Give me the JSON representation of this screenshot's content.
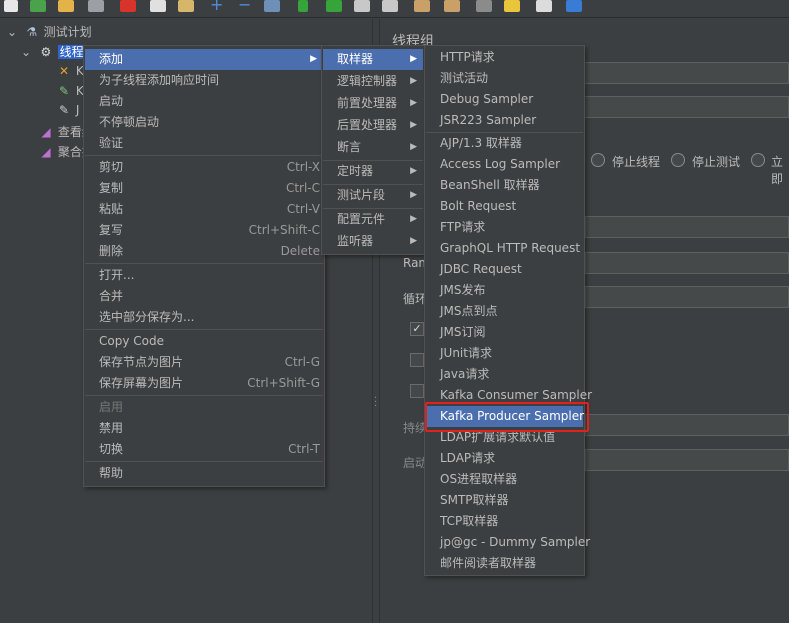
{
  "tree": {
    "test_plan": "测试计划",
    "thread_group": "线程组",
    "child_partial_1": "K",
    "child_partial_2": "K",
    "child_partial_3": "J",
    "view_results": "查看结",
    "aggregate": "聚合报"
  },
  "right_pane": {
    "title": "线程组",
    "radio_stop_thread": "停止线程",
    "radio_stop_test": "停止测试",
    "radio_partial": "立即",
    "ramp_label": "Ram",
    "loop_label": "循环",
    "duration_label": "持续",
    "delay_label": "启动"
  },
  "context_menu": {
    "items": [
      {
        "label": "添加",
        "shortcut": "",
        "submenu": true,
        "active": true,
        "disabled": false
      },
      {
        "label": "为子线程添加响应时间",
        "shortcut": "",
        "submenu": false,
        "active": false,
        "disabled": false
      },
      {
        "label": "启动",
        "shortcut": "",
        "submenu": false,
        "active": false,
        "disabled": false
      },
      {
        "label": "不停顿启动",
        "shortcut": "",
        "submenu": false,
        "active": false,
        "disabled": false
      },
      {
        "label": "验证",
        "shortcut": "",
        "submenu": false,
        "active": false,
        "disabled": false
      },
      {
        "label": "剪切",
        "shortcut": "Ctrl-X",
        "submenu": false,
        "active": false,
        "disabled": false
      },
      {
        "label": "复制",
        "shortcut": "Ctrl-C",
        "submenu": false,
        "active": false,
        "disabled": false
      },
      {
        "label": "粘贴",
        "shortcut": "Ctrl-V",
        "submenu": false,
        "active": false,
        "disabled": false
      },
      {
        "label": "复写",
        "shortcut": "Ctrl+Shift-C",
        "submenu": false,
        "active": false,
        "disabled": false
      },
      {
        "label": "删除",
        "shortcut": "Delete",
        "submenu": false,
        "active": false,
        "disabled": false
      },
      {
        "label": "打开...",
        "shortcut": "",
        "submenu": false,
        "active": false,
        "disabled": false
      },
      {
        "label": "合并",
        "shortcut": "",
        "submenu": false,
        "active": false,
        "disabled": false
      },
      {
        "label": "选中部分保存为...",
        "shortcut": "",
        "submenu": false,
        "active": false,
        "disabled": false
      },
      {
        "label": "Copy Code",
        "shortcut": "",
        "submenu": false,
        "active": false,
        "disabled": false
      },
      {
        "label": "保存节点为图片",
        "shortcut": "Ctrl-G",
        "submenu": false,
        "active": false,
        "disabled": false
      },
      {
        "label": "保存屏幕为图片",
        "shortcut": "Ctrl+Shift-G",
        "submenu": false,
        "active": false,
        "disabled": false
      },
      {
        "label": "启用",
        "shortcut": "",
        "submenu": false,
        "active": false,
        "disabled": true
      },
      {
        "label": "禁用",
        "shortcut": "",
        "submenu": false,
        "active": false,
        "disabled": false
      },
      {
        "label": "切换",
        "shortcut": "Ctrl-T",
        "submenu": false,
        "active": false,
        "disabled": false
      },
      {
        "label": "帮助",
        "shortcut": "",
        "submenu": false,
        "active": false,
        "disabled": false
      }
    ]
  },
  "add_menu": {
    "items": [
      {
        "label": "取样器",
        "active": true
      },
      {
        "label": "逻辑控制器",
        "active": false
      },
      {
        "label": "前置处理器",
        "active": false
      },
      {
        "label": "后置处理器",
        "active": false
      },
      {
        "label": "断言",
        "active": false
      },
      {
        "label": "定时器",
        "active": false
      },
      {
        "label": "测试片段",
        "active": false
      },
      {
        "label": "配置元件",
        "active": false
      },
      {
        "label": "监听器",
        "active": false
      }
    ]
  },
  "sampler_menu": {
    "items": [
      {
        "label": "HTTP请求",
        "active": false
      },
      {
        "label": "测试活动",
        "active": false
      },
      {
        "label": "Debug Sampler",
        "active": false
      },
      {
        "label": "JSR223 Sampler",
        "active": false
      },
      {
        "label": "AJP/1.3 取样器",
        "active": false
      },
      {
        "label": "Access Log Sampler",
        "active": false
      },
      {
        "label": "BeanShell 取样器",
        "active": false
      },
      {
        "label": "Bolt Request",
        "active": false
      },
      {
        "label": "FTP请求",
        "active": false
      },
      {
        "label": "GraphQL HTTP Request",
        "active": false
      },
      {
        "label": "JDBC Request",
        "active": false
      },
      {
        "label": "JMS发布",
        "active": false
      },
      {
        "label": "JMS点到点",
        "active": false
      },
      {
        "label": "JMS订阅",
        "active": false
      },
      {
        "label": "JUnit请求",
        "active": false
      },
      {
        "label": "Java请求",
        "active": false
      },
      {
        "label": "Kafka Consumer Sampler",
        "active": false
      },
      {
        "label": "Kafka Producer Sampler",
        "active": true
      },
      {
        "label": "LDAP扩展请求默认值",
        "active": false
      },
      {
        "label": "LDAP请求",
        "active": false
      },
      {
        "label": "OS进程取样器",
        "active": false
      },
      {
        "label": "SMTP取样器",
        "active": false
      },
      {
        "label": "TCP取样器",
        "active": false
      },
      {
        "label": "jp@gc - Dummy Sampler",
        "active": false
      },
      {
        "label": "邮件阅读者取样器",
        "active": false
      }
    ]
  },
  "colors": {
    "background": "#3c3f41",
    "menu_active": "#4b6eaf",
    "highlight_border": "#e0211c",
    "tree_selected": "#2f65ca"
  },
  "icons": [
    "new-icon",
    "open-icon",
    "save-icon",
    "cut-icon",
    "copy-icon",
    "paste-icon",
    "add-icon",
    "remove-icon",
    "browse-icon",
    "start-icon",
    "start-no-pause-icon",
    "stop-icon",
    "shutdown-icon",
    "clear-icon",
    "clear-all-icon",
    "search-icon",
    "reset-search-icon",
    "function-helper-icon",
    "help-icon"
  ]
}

··········

Objective: Return the entries unchanged, save for the pictures, which do not belong in the copy.

Full answer:
Give me the JSON representation of this screenshot's content.
{
  "tree": {
    "test_plan": "测试计划",
    "thread_group": "线程组",
    "child_partial_1": "K",
    "child_partial_2": "K",
    "child_partial_3": "J",
    "view_results": "查看结",
    "aggregate": "聚合报"
  },
  "right_pane": {
    "title": "线程组",
    "radio_stop_thread": "停止线程",
    "radio_stop_test": "停止测试",
    "radio_partial": "立即",
    "ramp_label": "Ram",
    "loop_label": "循环",
    "duration_label": "持续",
    "delay_label": "启动"
  },
  "context_menu": {
    "items": [
      {
        "label": "添加",
        "shortcut": "",
        "submenu": true,
        "active": true,
        "disabled": false
      },
      {
        "label": "为子线程添加响应时间",
        "shortcut": "",
        "submenu": false,
        "active": false,
        "disabled": false
      },
      {
        "label": "启动",
        "shortcut": "",
        "submenu": false,
        "active": false,
        "disabled": false
      },
      {
        "label": "不停顿启动",
        "shortcut": "",
        "submenu": false,
        "active": false,
        "disabled": false
      },
      {
        "label": "验证",
        "shortcut": "",
        "submenu": false,
        "active": false,
        "disabled": false
      },
      {
        "label": "剪切",
        "shortcut": "Ctrl-X",
        "submenu": false,
        "active": false,
        "disabled": false
      },
      {
        "label": "复制",
        "shortcut": "Ctrl-C",
        "submenu": false,
        "active": false,
        "disabled": false
      },
      {
        "label": "粘贴",
        "shortcut": "Ctrl-V",
        "submenu": false,
        "active": false,
        "disabled": false
      },
      {
        "label": "复写",
        "shortcut": "Ctrl+Shift-C",
        "submenu": false,
        "active": false,
        "disabled": false
      },
      {
        "label": "删除",
        "shortcut": "Delete",
        "submenu": false,
        "active": false,
        "disabled": false
      },
      {
        "label": "打开...",
        "shortcut": "",
        "submenu": false,
        "active": false,
        "disabled": false
      },
      {
        "label": "合并",
        "shortcut": "",
        "submenu": false,
        "active": false,
        "disabled": false
      },
      {
        "label": "选中部分保存为...",
        "shortcut": "",
        "submenu": false,
        "active": false,
        "disabled": false
      },
      {
        "label": "Copy Code",
        "shortcut": "",
        "submenu": false,
        "active": false,
        "disabled": false
      },
      {
        "label": "保存节点为图片",
        "shortcut": "Ctrl-G",
        "submenu": false,
        "active": false,
        "disabled": false
      },
      {
        "label": "保存屏幕为图片",
        "shortcut": "Ctrl+Shift-G",
        "submenu": false,
        "active": false,
        "disabled": false
      },
      {
        "label": "启用",
        "shortcut": "",
        "submenu": false,
        "active": false,
        "disabled": true
      },
      {
        "label": "禁用",
        "shortcut": "",
        "submenu": false,
        "active": false,
        "disabled": false
      },
      {
        "label": "切换",
        "shortcut": "Ctrl-T",
        "submenu": false,
        "active": false,
        "disabled": false
      },
      {
        "label": "帮助",
        "shortcut": "",
        "submenu": false,
        "active": false,
        "disabled": false
      }
    ]
  },
  "add_menu": {
    "items": [
      {
        "label": "取样器",
        "active": true
      },
      {
        "label": "逻辑控制器",
        "active": false
      },
      {
        "label": "前置处理器",
        "active": false
      },
      {
        "label": "后置处理器",
        "active": false
      },
      {
        "label": "断言",
        "active": false
      },
      {
        "label": "定时器",
        "active": false
      },
      {
        "label": "测试片段",
        "active": false
      },
      {
        "label": "配置元件",
        "active": false
      },
      {
        "label": "监听器",
        "active": false
      }
    ]
  },
  "sampler_menu": {
    "items": [
      {
        "label": "HTTP请求",
        "active": false
      },
      {
        "label": "测试活动",
        "active": false
      },
      {
        "label": "Debug Sampler",
        "active": false
      },
      {
        "label": "JSR223 Sampler",
        "active": false
      },
      {
        "label": "AJP/1.3 取样器",
        "active": false
      },
      {
        "label": "Access Log Sampler",
        "active": false
      },
      {
        "label": "BeanShell 取样器",
        "active": false
      },
      {
        "label": "Bolt Request",
        "active": false
      },
      {
        "label": "FTP请求",
        "active": false
      },
      {
        "label": "GraphQL HTTP Request",
        "active": false
      },
      {
        "label": "JDBC Request",
        "active": false
      },
      {
        "label": "JMS发布",
        "active": false
      },
      {
        "label": "JMS点到点",
        "active": false
      },
      {
        "label": "JMS订阅",
        "active": false
      },
      {
        "label": "JUnit请求",
        "active": false
      },
      {
        "label": "Java请求",
        "active": false
      },
      {
        "label": "Kafka Consumer Sampler",
        "active": false
      },
      {
        "label": "Kafka Producer Sampler",
        "active": true
      },
      {
        "label": "LDAP扩展请求默认值",
        "active": false
      },
      {
        "label": "LDAP请求",
        "active": false
      },
      {
        "label": "OS进程取样器",
        "active": false
      },
      {
        "label": "SMTP取样器",
        "active": false
      },
      {
        "label": "TCP取样器",
        "active": false
      },
      {
        "label": "jp@gc - Dummy Sampler",
        "active": false
      },
      {
        "label": "邮件阅读者取样器",
        "active": false
      }
    ]
  },
  "colors": {
    "background": "#3c3f41",
    "menu_active": "#4b6eaf",
    "highlight_border": "#e0211c",
    "tree_selected": "#2f65ca"
  },
  "icons": [
    "new-icon",
    "open-icon",
    "save-icon",
    "cut-icon",
    "copy-icon",
    "paste-icon",
    "add-icon",
    "remove-icon",
    "browse-icon",
    "start-icon",
    "start-no-pause-icon",
    "stop-icon",
    "shutdown-icon",
    "clear-icon",
    "clear-all-icon",
    "search-icon",
    "reset-search-icon",
    "function-helper-icon",
    "help-icon"
  ]
}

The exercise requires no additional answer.